### [TAREA PENDIENTE A]
Según el texto sobre el aclareo de racimos, ¿qué se gana al renunciar a cantidad? Enuméralo.
### [TAREA PENDIENTE B]
En el texto sobre el aclareo de racimos, ¿con qué fase del viñedo coincide esta labor?
### [TAREA PENDIENTE C]
Prosigue el texto sobre el aclareo de racimos a partir de su última frase.

### [EXTRACTO DE PÁGINA]

En estos días de calor intenso, el viñedo nos recuerda que cada decisión cuenta.
Coincidiendo con el envero, realizamos una de las labores más importantes del año: el aclareo de racimos. No es una práctica recurrente: solo si es necesario, aquellos años en los que la cepa produce más racimos de los que marca nuestra exigencia de calidad -en general menos rendimiento mejor calidad- por exceso de fertilidad. Por haber llovido más de lo habitual, por ejemplo, o si el año anterior produjo poco, diversos factores. Un año normal, con una poda orientada y práctica de cultivo orientada al bajo rendimiento, no es necesario.
El aclareo elimina parte de la producción, tiramos racimos al suelo, para que la cepa concentre toda su energía en los racimos que permanecerán hasta la vendimia.
Es una decisión que exige renunciar a cantidad para ganar equilibrio, concentración y elegancia.

### [EXTRACTOS DE ENTRADAS]

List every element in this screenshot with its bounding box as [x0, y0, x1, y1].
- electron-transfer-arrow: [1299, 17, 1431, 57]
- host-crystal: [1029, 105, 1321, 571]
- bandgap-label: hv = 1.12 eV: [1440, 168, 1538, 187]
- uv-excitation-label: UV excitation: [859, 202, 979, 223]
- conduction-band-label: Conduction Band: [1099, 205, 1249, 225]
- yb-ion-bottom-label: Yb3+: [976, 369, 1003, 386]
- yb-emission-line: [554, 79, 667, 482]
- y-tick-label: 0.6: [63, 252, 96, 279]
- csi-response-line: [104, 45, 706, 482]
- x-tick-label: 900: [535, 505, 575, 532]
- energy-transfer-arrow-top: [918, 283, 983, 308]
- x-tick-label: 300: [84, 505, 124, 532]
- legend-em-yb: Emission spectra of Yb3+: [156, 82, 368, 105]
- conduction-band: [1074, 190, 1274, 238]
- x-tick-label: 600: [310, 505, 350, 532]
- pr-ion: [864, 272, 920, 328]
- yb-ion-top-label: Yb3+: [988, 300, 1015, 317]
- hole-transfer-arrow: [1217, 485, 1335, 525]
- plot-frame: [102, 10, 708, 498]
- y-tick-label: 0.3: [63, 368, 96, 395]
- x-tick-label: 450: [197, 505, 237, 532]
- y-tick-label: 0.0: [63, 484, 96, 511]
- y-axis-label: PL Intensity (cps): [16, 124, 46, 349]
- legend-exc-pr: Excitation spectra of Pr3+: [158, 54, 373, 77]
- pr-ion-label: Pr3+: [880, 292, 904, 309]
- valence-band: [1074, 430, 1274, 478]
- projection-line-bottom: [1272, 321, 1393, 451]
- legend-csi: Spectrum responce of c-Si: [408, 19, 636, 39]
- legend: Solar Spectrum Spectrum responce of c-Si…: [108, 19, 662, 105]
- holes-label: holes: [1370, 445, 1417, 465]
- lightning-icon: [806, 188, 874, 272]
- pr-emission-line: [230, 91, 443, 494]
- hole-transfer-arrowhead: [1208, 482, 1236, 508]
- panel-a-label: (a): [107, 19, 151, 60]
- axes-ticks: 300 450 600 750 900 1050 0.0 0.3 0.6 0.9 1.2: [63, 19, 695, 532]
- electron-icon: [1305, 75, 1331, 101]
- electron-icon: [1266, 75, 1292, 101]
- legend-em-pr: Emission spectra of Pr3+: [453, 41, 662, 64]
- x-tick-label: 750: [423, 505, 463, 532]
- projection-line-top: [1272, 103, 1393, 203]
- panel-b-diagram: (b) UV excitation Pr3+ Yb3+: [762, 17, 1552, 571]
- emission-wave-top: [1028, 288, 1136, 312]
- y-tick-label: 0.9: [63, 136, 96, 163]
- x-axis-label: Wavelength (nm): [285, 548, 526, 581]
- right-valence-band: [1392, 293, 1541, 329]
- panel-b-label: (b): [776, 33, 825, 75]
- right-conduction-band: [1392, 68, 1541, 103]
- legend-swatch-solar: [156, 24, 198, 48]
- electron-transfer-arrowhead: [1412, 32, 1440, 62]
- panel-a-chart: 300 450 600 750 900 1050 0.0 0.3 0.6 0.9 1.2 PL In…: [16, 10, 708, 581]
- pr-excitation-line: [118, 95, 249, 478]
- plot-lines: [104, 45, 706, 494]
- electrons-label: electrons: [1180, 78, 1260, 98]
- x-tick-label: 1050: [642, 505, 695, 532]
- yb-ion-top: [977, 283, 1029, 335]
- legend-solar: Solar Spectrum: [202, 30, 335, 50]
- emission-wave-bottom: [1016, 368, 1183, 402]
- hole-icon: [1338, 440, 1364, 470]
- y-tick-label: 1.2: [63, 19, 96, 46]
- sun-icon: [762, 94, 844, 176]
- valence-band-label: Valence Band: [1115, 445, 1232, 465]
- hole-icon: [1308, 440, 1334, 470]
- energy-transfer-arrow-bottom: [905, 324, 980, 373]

### [RESULTADO OBTENIDO A]
- Equilibrio
- Concentración
- Elegancia

### [RESULTADO OBTENIDO B]
Con el envero.

### [RESULTADO OBTENIDO C]
Pero tan importante como el aclareo es conservar la hoja. En VALENCISO evitamos deshojados excesivos porque, con las altas temperaturas del verano, las hojas protegen naturalmente los racimos del sol directo. Esa sombra ayuda a preservar la frescura, mantener una maduración pausada y evitar que la uva sufra un estrés innecesario.
Estos veranos tan extremadamente calurosos nos llevan a hablar de lo importante que es la gestión de la sombra.
Cada cepa busca su propio equilibrio entre vegetación y fruto. Nuestro trabajo consiste en acompañarla, interviniendo solo cuando es necesario y respetando su ritmo.
Creemos que un gran vino no nace de una única decisión, sino de la suma de muchas pequeñas decisiones tomadas con paciencia y criterio. Por eso, la calidad comienza mucho antes de la bodega: empieza en el viñedo, cuidando cada parcela, cada racimo y cada hoja.
Porque el tiempo que dedicamos hoy al viñedo es el que mañana encontraremos en cada copa de VALENCISO.